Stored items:
___

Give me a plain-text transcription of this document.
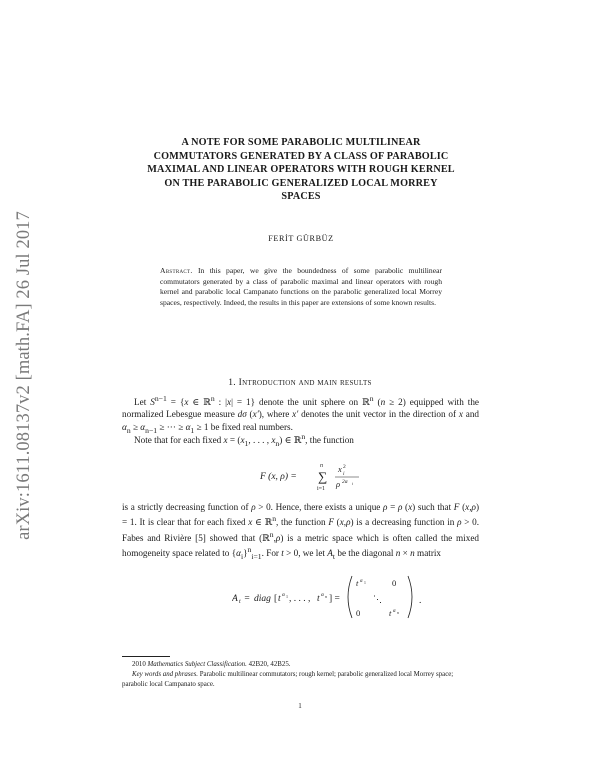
arXiv:1611.08137v2 [math.FA] 26 Jul 2017
A NOTE FOR SOME PARABOLIC MULTILINEAR
COMMUTATORS GENERATED BY A CLASS OF PARABOLIC
MAXIMAL AND LINEAR OPERATORS WITH ROUGH KERNEL
ON THE PARABOLIC GENERALIZED LOCAL MORREY
SPACES
FERİT GÜRBÜZ
Abstract. In this paper, we give the boundedness of some parabolic multilinear commutators generated by a class of parabolic maximal and linear operators with rough kernel and parabolic local Campanato functions on the parabolic generalized local Morrey spaces, respectively. Indeed, the results in this paper are extensions of some known results.
1. Introduction and main results
Let $S^{n-1} = \{x$ ∈ ℝ$^n$ : |x| = 1} denote the unit sphere on ℝ$^n$ (n ≥ 2) equipped with the normalized Lebesgue measure dσ (x′), where x′ denotes the unit vector in the direction of x and $\alpha_n \ge \alpha_{n-1}$ ≥ ··· ≥ $\alpha_1 \ge 1$ be fixed real numbers.
Note that for each fixed $x = (x_1$, . . . , $x_n$) ∈ ℝ$^n$, the function
F (x, ρ) = ∑
n
i=1
x 2
i
ρ 2α i
is a strictly decreasing function of ρ > 0. Hence, there exists a unique ρ = ρ (x) such that F (x,ρ) = 1. It is clear that for each fixed x ∈ ℝ$^n$, the function F (x,ρ) is a decreasing function in ρ > 0. Fabes and Rivière [5] showed that (ℝ$^n$,ρ) is a metric space which is often called the mixed homogeneity space related to $\{\alpha_i\}^n_{i=1}$. For t > 0, we let $A_t$ be the diagonal n × n matrix
A t = diag [ t α 1 , . . . , t α n ] =
t α 1	0
⋱
0	t α n
.

2010 Mathematics Subject Classification. 42B20, 42B25.

Key words and phrases. Parabolic multilinear commutators; rough kernel; parabolic generalized local Morrey space; parabolic local Campanato space.

1
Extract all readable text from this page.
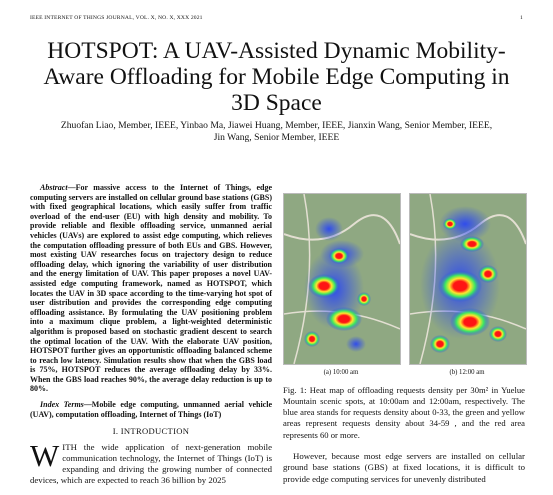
IEEE INTERNET OF THINGS JOURNAL, VOL. X, NO. X, XXX 2021	1
HOTSPOT: A UAV-Assisted Dynamic Mobility-Aware Offloading for Mobile Edge Computing in 3D Space
Zhuofan Liao, Member, IEEE, Yinbao Ma, Jiawei Huang, Member, IEEE, Jianxin Wang, Senior Member, IEEE,
Jin Wang, Senior Member, IEEE

Abstract—For massive access to the Internet of Things, edge computing servers are installed on cellular ground base stations (GBS) with fixed geographical locations, which easily suffer from traffic overload of the end-user (EU) with high density and mobility. To provide reliable and flexible offloading service, unmanned aerial vehicles (UAVs) are explored to assist edge computing, which relieves the computation offloading pressure of both EUs and GBS. However, most existing UAV researches focus on trajectory design to reduce offloading delay, which ignoring the variability of user distribution and the energy limitation of UAV. This paper proposes a novel UAV-assisted edge computing framework, named as HOTSPOT, which locates the UAV in 3D space according to the time-varying hot spot of user distribution and provides the corresponding edge computing offloading assistance. By formulating the UAV positioning problem into a maximum clique problem, a light-weighted deterministic algorithm is proposed based on stochastic gradient descent to search the optimal location of the UAV. With the elaborate UAV position, HOTSPOT further gives an opportunistic offloading balanced scheme to reach low latency. Simulation results show that when the GBS load is 75%, HOTSPOT reduces the average offloading delay by 33%. When the GBS load reaches 90%, the average delay reduction is up to 80%.

Index Terms—Mobile edge computing, unmanned aerial vehicle (UAV), computation offloading, Internet of Things (IoT)

I. INTRODUCTION
W ITH the wide application of next-generation mobile communication technology, the Internet of Things (IoT) is expanding and driving the growing number of connected devices, which are expected to reach 36 billion by 2025

(a) 10:00 am	(b) 12:00 am
Fig. 1: Heat map of offloading requests density per 30m² in Yuelue Mountain scenic spots, at 10:00am and 12:00am, respectively. The blue area stands for requests density about 0-33, the green and yellow areas represent requests density about 34-59 , and the red area represents 60 or more.
However, because most edge servers are installed on cellular ground base stations (GBS) at fixed locations, it is difficult to provide edge computing services for unevenly distributed
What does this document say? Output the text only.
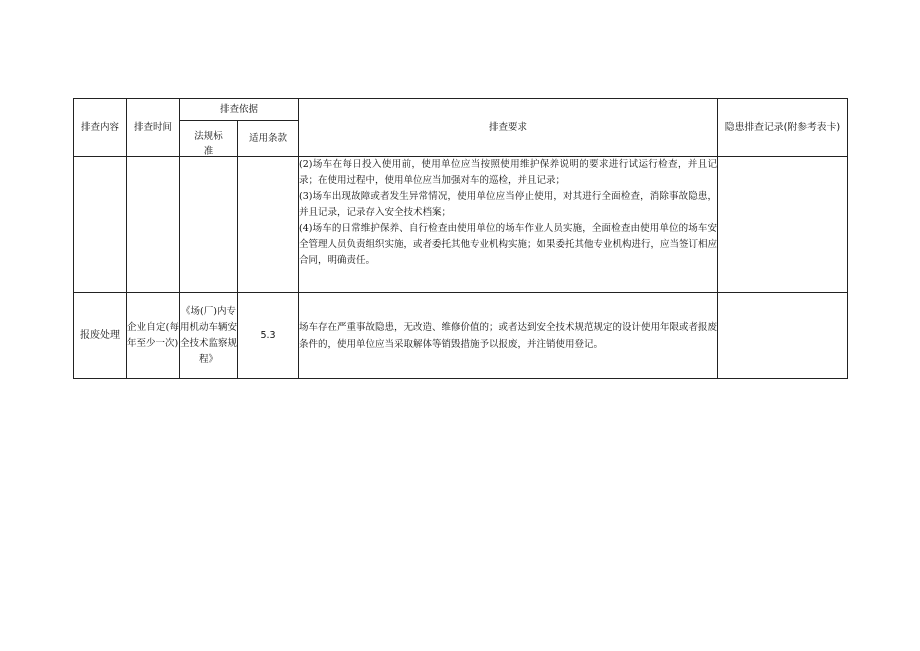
排查内容	排查时间	排查依据		排查要求	隐患排查记录(附参考表卡)

		法规标准	适用条款		

				(2)场车在每日投入使用前，使用单位应当按照使用维护保养说明的要求进行试运行检查，并且记录；在使用过程中，使用单位应当加强对车的巡检，并且记录；

(3)场车出现故障或者发生异常情况，使用单位应当停止使用，对其进行全面检查，消除事故隐患，并且记录，记录存入安全技术档案；

(4)场车的日常维护保养、自行检查由使用单位的场车作业人员实施，全面检查由使用单位的场车安全管理人员负责组织实施，或者委托其他专业机构实施；如果委托其他专业机构进行，应当签订相应合同，明确责任。	

报废处理	企业自定(每年至少一次)	《场(厂)内专用机动车辆安全技术监察规程》	5.3	场车存在严重事故隐患，无改造、维修价值的；或者达到安全技术规范规定的设计使用年限或者报废条件的，使用单位应当采取解体等销毁措施予以报废，并注销使用登记。	
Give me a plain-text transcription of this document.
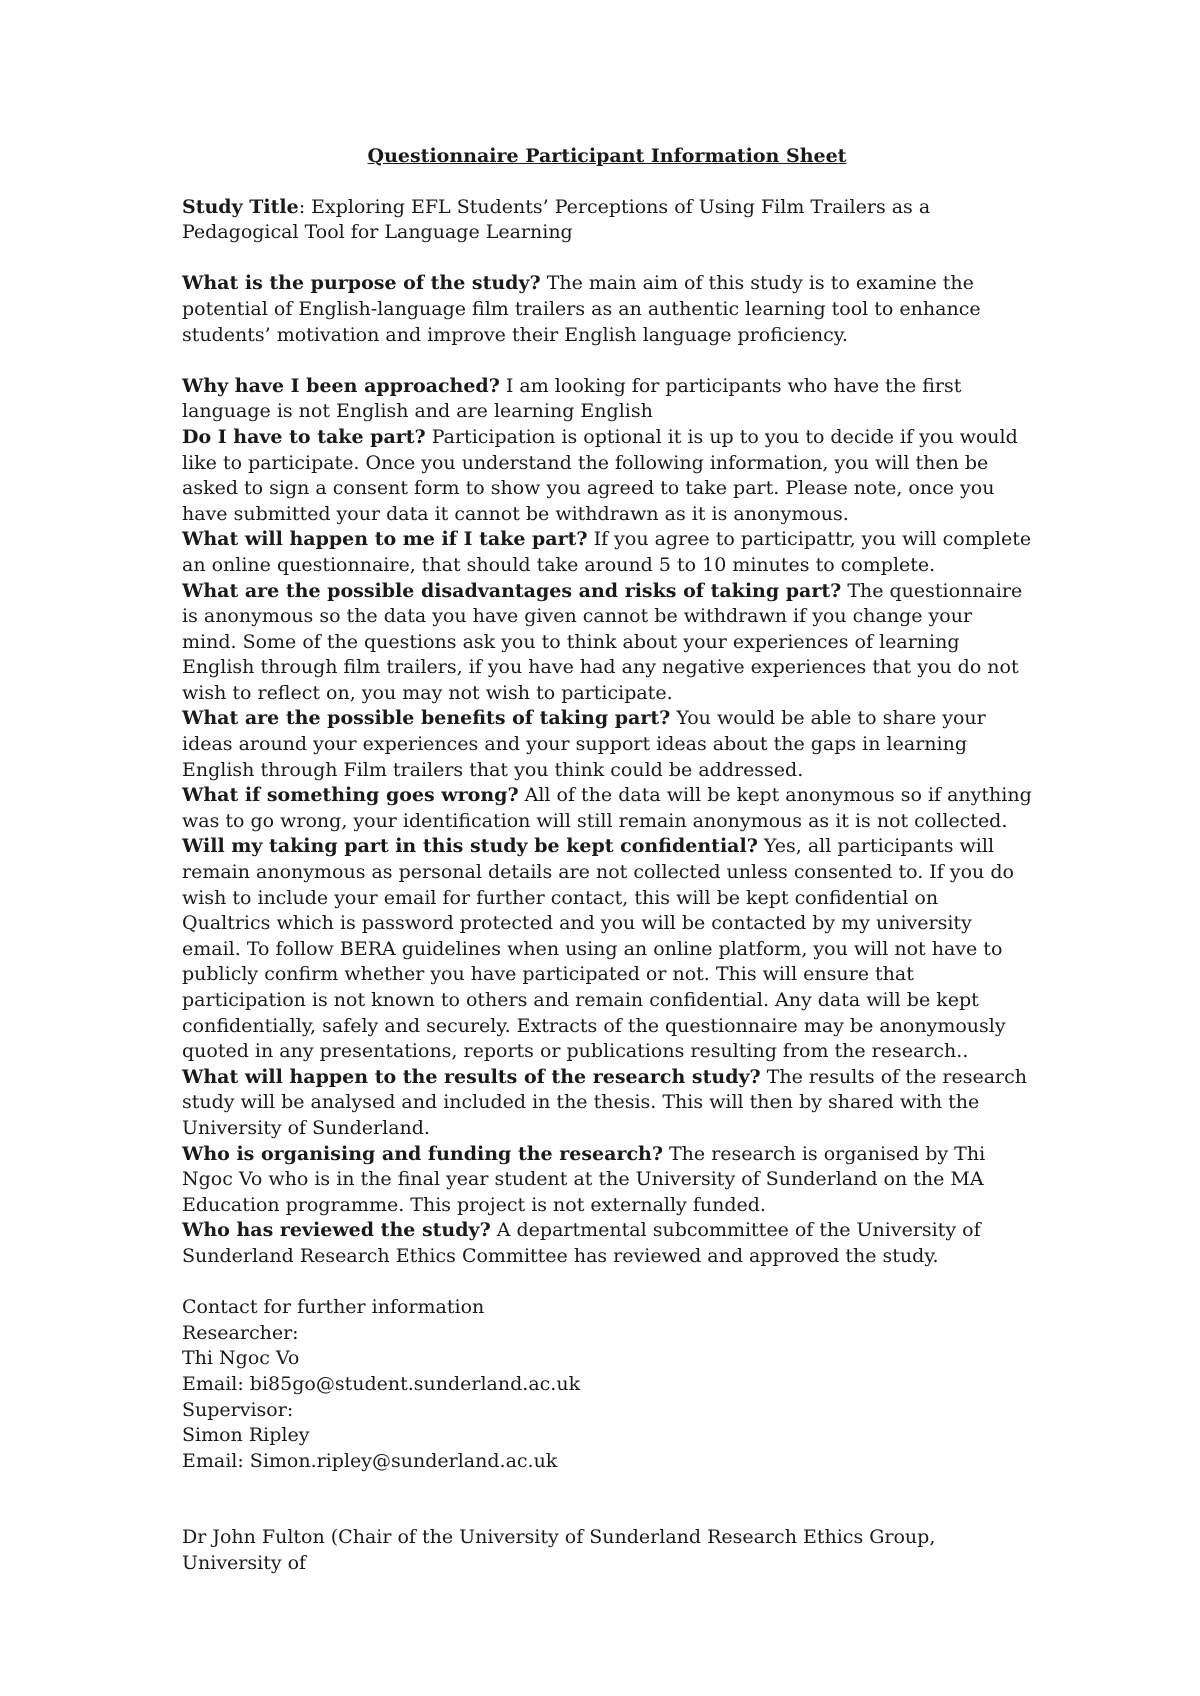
Questionnaire Participant Information Sheet

Study Title: Exploring EFL Students’ Perceptions of Using Film Trailers as a Pedagogical Tool for Language Learning

What is the purpose of the study? The main aim of this study is to examine the potential of English-language film trailers as an authentic learning tool to enhance students’ motivation and improve their English language proficiency.

Why have I been approached? I am looking for participants who have the first language is not English and are learning English

Do I have to take part? Participation is optional it is up to you to decide if you would like to participate. Once you understand the following information, you will then be asked to sign a consent form to show you agreed to take part. Please note, once you have submitted your data it cannot be withdrawn as it is anonymous.

What will happen to me if I take part? If you agree to participattr, you will complete an online questionnaire, that should take around 5 to 10 minutes to complete.

What are the possible disadvantages and risks of taking part? The questionnaire is anonymous so the data you have given cannot be withdrawn if you change your mind. Some of the questions ask you to think about your experiences of learning English through film trailers, if you have had any negative experiences that you do not wish to reflect on, you may not wish to participate.

What are the possible benefits of taking part? You would be able to share your ideas around your experiences and your support ideas about the gaps in learning English through Film trailers that you think could be addressed.

What if something goes wrong? All of the data will be kept anonymous so if anything was to go wrong, your identification will still remain anonymous as it is not collected.

Will my taking part in this study be kept confidential? Yes, all participants will remain anonymous as personal details are not collected unless consented to. If you do wish to include your email for further contact, this will be kept confidential on Qualtrics which is password protected and you will be contacted by my university email. To follow BERA guidelines when using an online platform, you will not have to publicly confirm whether you have participated or not. This will ensure that participation is not known to others and remain confidential. Any data will be kept confidentially, safely and securely. Extracts of the questionnaire may be anonymously quoted in any presentations, reports or publications resulting from the research..

What will happen to the results of the research study? The results of the research study will be analysed and included in the thesis. This will then by shared with the University of Sunderland.

Who is organising and funding the research? The research is organised by Thi Ngoc Vo who is in the final year student at the University of Sunderland on the MA Education programme. This project is not externally funded.

Who has reviewed the study? A departmental subcommittee of the University of Sunderland Research Ethics Committee has reviewed and approved the study.

Contact for further information
Researcher:
Thi Ngoc Vo
Email: bi85go@student.sunderland.ac.uk
Supervisor:
Simon Ripley
Email: Simon.ripley@sunderland.ac.uk

Dr John Fulton (Chair of the University of Sunderland Research Ethics Group, University of
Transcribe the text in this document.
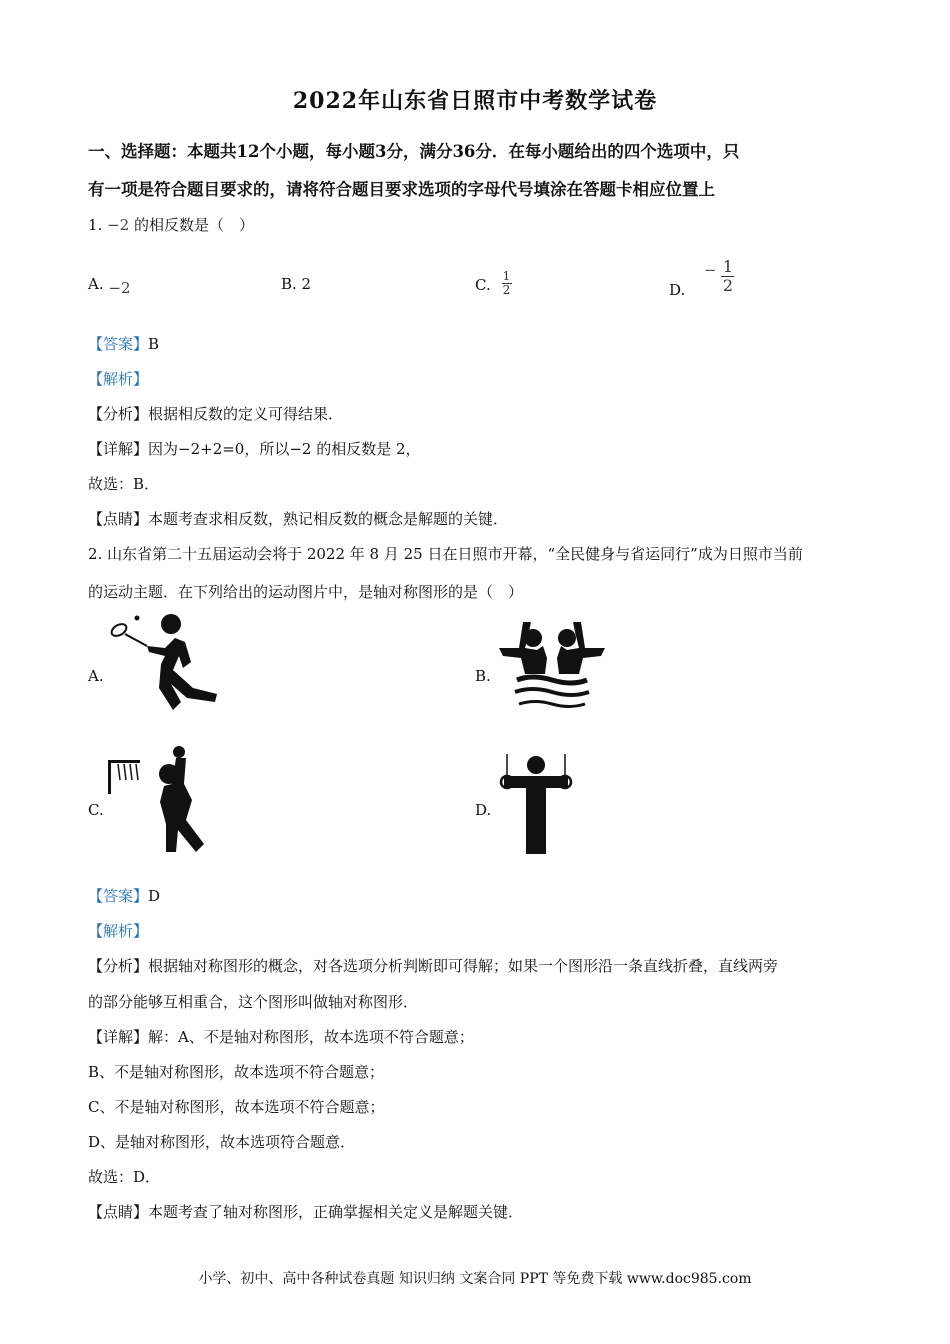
2022年山东省日照市中考数学试卷
一、选择题：本题共12个小题，每小题3分，满分36分．在每小题给出的四个选项中，只
有一项是符合题目要求的，请将符合题目要求选项的字母代号填涂在答题卡相应位置上
1. −2 的相反数是（　）
A. −2	B. 2	C. $\frac{1}{2}$	D. − $\frac{1}{2}$
【答案】B
【解析】
【分析】根据相反数的定义可得结果．
【详解】因为−2+2=0，所以−2 的相反数是 2，
故选：B．
【点睛】本题考查求相反数，熟记相反数的概念是解题的关键．
2. 山东省第二十五届运动会将于 2022 年 8 月 25 日在日照市开幕，“全民健身与省运同行”成为日照市当前
的运动主题．在下列给出的运动图片中，是轴对称图形的是（　）
A.	B.
C.	D.
【答案】D
【解析】
【分析】根据轴对称图形的概念，对各选项分析判断即可得解；如果一个图形沿一条直线折叠，直线两旁
的部分能够互相重合，这个图形叫做轴对称图形．
【详解】解：A、不是轴对称图形，故本选项不符合题意；
B、不是轴对称图形，故本选项不符合题意；
C、不是轴对称图形，故本选项不符合题意；
D、是轴对称图形，故本选项符合题意．
故选：D．
【点睛】本题考查了轴对称图形，正确掌握相关定义是解题关键．
小学、初中、高中各种试卷真题 知识归纳 文案合同 PPT 等免费下载 www.doc985.com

___

- **EXERCISE DETAILS**: Copy each line of the data above that holds "aerial".

- **TASK RESPONSE**:
Abstract—For massive access to the Internet of Things, edge computing servers are installed on cellular ground base stations (GBS) with fixed geographical locations, which easily suffer from traffic overload of the end-user (EU) with high density and mobility. To provide reliable and flexible offloading service, unmanned aerial vehicles (UAVs) are explored to assist edge computing, which relieves the computation offloading pressure of both EUs and GBS. However, most existing UAV researches focus on trajectory design to reduce offloading delay, which ignoring the variability of user distribution and the energy limitation of UAV. This paper proposes a novel UAV-assisted edge computing framework, named as HOTSPOT, which locates the UAV in 3D space according to the time-varying hot spot of user distribution and provides the corresponding edge computing offloading assistance. By formulating the UAV positioning problem into a maximum clique problem, a light-weighted deterministic algorithm is proposed based on stochastic gradient descent to search the optimal location of the UAV. With the elaborate UAV position, HOTSPOT further gives an opportunistic offloading balanced scheme to reach low latency. Simulation results show that when the GBS load is 75%, HOTSPOT reduces the average offloading delay by 33%. When the GBS load reaches 90%, the average delay reduction is up to 80%.
Index Terms—Mobile edge computing, unmanned aerial vehicle (UAV), computation offloading, Internet of Things (IoT)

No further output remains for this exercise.